[Rows from a dataset]
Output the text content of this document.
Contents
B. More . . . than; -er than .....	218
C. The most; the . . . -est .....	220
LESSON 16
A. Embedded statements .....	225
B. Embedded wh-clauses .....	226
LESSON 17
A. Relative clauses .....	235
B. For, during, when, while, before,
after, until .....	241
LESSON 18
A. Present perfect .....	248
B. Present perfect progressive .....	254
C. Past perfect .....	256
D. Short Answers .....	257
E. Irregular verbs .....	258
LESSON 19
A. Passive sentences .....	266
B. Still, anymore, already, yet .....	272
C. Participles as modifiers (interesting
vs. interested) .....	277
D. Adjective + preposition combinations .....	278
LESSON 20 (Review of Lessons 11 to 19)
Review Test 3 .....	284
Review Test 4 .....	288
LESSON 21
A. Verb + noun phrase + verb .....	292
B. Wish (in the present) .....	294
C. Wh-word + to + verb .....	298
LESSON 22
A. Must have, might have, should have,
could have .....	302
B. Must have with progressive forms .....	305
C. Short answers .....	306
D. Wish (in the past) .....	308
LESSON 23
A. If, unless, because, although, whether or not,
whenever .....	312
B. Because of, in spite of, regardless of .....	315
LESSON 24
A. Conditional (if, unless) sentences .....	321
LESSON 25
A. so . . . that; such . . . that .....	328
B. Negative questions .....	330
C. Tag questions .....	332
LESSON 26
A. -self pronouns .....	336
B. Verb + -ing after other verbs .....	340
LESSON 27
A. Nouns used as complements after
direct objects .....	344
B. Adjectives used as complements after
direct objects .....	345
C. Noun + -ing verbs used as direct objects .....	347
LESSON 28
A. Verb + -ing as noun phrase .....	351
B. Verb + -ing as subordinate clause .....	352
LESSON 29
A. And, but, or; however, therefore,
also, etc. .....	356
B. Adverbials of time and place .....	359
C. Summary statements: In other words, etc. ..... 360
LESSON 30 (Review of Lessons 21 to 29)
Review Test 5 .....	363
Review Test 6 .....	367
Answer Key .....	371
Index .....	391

WHAT YOU NEED TO DO - Among the lines of the material, find those that hold the word "Wish" and copy them.

ANSWER TO THIS PROBLEM -
B. Wish (in the present) .....	294
D. Wish (in the past) .....	308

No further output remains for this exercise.